▸ Selected excerpt:
########################################
My client needs some additional data visible in their DPS account for each payment, which they would like appended to the merchant reference #. As far as I can see, the only way to do this is by adding a drupal_alter() from commerce_dps_pxpay_order_form(). I've tested this as follows without incident:
/**
* Called from commerce_dps_pxpay_redirect_form().
*/
function commerce_dps_pxpay_order_form($form, &$form_state, $order, $settings) {
module_load_include('inc', 'commerce_dps_pxpay', 'commerce_dps_pxpay');
$transaction = array(
'user_id' => $settings['commerce_dps_pxpay_userid'],
'server' => $settings['commerce_dps_pxpay_server'],
'key' => $settings['commerce_dps_pxpay_key'],
'amount' => $order->commerce_order_total['und'][0]['amount'] / 100,
'type' => 'Purchase',
'txn_id' => uniqid($order->order_number),
'reference' => $settings['commerce_dps_pxpay_refprefix'] . " #" . $order->order_number,
'currency' => 'NZD',
'url_success' => $settings['return'],
'url_failure' => $settings['cancel_return'],
'email' => $order->mail,
'log' => $settings['commerce_dps_pxpay_log_transactions'],
);
// Allow other modules to alter the transaction data before sending it to DPS.
########################################
▸ Exercise data:

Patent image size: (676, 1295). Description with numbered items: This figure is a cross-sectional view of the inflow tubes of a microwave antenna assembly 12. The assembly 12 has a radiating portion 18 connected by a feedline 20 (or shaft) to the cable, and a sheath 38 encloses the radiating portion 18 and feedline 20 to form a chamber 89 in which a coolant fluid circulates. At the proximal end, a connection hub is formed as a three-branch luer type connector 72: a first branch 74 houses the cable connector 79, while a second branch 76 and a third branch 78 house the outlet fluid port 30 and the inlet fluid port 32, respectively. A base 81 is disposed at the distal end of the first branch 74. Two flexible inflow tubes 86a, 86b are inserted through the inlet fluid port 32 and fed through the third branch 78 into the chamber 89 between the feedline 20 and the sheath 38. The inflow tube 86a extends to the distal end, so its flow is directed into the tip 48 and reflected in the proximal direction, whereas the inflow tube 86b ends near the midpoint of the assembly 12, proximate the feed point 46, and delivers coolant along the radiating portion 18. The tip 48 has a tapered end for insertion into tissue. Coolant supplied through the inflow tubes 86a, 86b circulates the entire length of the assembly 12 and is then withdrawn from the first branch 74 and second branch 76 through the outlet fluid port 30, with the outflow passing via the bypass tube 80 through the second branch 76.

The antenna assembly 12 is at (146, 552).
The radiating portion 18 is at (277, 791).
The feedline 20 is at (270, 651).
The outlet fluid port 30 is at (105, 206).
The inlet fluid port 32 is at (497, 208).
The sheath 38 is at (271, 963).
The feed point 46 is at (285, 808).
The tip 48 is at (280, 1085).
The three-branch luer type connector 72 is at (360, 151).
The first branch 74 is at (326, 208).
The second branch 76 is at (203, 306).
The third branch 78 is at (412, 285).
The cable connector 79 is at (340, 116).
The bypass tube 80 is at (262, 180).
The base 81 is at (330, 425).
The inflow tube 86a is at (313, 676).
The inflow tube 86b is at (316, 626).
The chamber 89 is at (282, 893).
########################################
▸ Instructions to follow: In one to three sentences, explain why the post about the DPS payment form proposes adding a drupal_alter() call to commerce_dps_pxpay_order_form(). Rely solely on the post above, not on the rows, to complete the next task.

▸ Answer to the exercise: The client wants additional data for each payment to appear in their DPS account, appended to the merchant reference number. As far as the writer can see, adding a drupal_alter() from commerce_dps_pxpay_order_form() is the only way to do this, because it lets other modules alter the transaction data before it is sent to DPS.